GIVEN PROBLEM
Your task is to repeat the listing exactly.

(Figure dataset records)
* BEGIN *

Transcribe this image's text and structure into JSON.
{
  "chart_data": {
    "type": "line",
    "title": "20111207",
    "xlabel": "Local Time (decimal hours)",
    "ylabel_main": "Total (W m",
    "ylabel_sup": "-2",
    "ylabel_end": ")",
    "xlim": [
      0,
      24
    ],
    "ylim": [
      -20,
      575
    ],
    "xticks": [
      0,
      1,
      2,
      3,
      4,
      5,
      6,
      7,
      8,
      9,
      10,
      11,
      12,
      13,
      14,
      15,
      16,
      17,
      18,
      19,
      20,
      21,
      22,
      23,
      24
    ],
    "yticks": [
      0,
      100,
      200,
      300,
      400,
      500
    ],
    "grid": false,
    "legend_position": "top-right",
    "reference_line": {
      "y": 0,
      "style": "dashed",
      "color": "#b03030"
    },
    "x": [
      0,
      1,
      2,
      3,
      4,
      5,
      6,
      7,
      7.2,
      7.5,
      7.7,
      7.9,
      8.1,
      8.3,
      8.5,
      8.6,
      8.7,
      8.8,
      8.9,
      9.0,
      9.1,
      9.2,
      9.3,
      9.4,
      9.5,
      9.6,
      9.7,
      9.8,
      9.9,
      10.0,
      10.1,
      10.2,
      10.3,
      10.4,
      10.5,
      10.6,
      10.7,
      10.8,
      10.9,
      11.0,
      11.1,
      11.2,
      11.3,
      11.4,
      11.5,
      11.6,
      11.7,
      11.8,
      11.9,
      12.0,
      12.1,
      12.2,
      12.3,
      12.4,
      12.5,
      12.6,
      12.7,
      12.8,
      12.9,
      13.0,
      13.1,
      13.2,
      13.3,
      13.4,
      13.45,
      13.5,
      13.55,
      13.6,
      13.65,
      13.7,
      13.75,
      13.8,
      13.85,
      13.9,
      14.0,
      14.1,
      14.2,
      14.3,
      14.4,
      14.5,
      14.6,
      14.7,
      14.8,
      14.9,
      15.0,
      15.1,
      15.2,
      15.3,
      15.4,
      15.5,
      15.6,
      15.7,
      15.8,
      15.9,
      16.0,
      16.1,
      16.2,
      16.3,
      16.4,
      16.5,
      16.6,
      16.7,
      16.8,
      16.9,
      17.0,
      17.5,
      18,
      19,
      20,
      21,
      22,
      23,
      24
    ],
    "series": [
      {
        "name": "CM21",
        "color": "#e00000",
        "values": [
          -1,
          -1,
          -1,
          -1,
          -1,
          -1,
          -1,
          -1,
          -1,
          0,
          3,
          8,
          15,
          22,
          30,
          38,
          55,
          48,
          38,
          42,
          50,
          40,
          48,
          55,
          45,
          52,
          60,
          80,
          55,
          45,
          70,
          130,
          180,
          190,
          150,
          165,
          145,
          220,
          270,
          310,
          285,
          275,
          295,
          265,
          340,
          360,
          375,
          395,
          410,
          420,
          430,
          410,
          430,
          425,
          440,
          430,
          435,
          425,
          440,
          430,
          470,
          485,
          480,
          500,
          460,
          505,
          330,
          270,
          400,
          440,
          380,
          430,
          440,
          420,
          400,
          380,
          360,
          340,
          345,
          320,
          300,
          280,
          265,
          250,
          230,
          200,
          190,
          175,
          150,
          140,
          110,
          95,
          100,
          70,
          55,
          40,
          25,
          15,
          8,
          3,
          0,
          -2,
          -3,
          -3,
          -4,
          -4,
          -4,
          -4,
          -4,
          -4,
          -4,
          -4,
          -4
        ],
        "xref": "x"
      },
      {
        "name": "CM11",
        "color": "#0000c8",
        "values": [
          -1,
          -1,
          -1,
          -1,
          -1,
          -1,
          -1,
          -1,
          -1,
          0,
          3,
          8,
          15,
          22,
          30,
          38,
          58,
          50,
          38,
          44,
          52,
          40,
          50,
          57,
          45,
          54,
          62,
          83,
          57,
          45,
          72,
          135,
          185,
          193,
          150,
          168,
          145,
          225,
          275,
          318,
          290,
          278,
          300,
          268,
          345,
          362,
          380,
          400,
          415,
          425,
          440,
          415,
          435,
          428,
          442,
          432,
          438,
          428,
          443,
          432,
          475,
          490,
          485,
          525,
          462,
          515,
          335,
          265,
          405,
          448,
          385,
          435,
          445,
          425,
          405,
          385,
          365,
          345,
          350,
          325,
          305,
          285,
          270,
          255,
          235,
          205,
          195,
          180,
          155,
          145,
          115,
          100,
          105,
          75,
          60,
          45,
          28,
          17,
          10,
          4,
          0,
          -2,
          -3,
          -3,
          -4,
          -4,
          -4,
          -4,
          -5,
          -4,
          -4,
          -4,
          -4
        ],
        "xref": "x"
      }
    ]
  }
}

* END *

ANSWER TO THIS TASK
Transcribe this image's text and structure into JSON.
{
  "chart_data": {
    "type": "line",
    "title": "20111207",
    "xlabel": "Local Time (decimal hours)",
    "ylabel_main": "Total (W m",
    "ylabel_sup": "-2",
    "ylabel_end": ")",
    "xlim": [
      0,
      24
    ],
    "ylim": [
      -20,
      575
    ],
    "xticks": [
      0,
      1,
      2,
      3,
      4,
      5,
      6,
      7,
      8,
      9,
      10,
      11,
      12,
      13,
      14,
      15,
      16,
      17,
      18,
      19,
      20,
      21,
      22,
      23,
      24
    ],
    "yticks": [
      0,
      100,
      200,
      300,
      400,
      500
    ],
    "grid": false,
    "legend_position": "top-right",
    "reference_line": {
      "y": 0,
      "style": "dashed",
      "color": "#b03030"
    },
    "x": [
      0,
      1,
      2,
      3,
      4,
      5,
      6,
      7,
      7.2,
      7.5,
      7.7,
      7.9,
      8.1,
      8.3,
      8.5,
      8.6,
      8.7,
      8.8,
      8.9,
      9.0,
      9.1,
      9.2,
      9.3,
      9.4,
      9.5,
      9.6,
      9.7,
      9.8,
      9.9,
      10.0,
      10.1,
      10.2,
      10.3,
      10.4,
      10.5,
      10.6,
      10.7,
      10.8,
      10.9,
      11.0,
      11.1,
      11.2,
      11.3,
      11.4,
      11.5,
      11.6,
      11.7,
      11.8,
      11.9,
      12.0,
      12.1,
      12.2,
      12.3,
      12.4,
      12.5,
      12.6,
      12.7,
      12.8,
      12.9,
      13.0,
      13.1,
      13.2,
      13.3,
      13.4,
      13.45,
      13.5,
      13.55,
      13.6,
      13.65,
      13.7,
      13.75,
      13.8,
      13.85,
      13.9,
      14.0,
      14.1,
      14.2,
      14.3,
      14.4,
      14.5,
      14.6,
      14.7,
      14.8,
      14.9,
      15.0,
      15.1,
      15.2,
      15.3,
      15.4,
      15.5,
      15.6,
      15.7,
      15.8,
      15.9,
      16.0,
      16.1,
      16.2,
      16.3,
      16.4,
      16.5,
      16.6,
      16.7,
      16.8,
      16.9,
      17.0,
      17.5,
      18,
      19,
      20,
      21,
      22,
      23,
      24
    ],
    "series": [
      {
        "name": "CM21",
        "color": "#e00000",
        "values": [
          -1,
          -1,
          -1,
          -1,
          -1,
          -1,
          -1,
          -1,
          -1,
          0,
          3,
          8,
          15,
          22,
          30,
          38,
          55,
          48,
          38,
          42,
          50,
          40,
          48,
          55,
          45,
          52,
          60,
          80,
          55,
          45,
          70,
          130,
          180,
          190,
          150,
          165,
          145,
          220,
          270,
          310,
          285,
          275,
          295,
          265,
          340,
          360,
          375,
          395,
          410,
          420,
          430,
          410,
          430,
          425,
          440,
          430,
          435,
          425,
          440,
          430,
          470,
          485,
          480,
          500,
          460,
          505,
          330,
          270,
          400,
          440,
          380,
          430,
          440,
          420,
          400,
          380,
          360,
          340,
          345,
          320,
          300,
          280,
          265,
          250,
          230,
          200,
          190,
          175,
          150,
          140,
          110,
          95,
          100,
          70,
          55,
          40,
          25,
          15,
          8,
          3,
          0,
          -2,
          -3,
          -3,
          -4,
          -4,
          -4,
          -4,
          -4,
          -4,
          -4,
          -4,
          -4
        ],
        "xref": "x"
      },
      {
        "name": "CM11",
        "color": "#0000c8",
        "values": [
          -1,
          -1,
          -1,
          -1,
          -1,
          -1,
          -1,
          -1,
          -1,
          0,
          3,
          8,
          15,
          22,
          30,
          38,
          58,
          50,
          38,
          44,
          52,
          40,
          50,
          57,
          45,
          54,
          62,
          83,
          57,
          45,
          72,
          135,
          185,
          193,
          150,
          168,
          145,
          225,
          275,
          318,
          290,
          278,
          300,
          268,
          345,
          362,
          380,
          400,
          415,
          425,
          440,
          415,
          435,
          428,
          442,
          432,
          438,
          428,
          443,
          432,
          475,
          490,
          485,
          525,
          462,
          515,
          335,
          265,
          405,
          448,
          385,
          435,
          445,
          425,
          405,
          385,
          365,
          345,
          350,
          325,
          305,
          285,
          270,
          255,
          235,
          205,
          195,
          180,
          155,
          145,
          115,
          100,
          105,
          75,
          60,
          45,
          28,
          17,
          10,
          4,
          0,
          -2,
          -3,
          -3,
          -4,
          -4,
          -4,
          -4,
          -5,
          -4,
          -4,
          -4,
          -4
        ],
        "xref": "x"
      }
    ]
  }
}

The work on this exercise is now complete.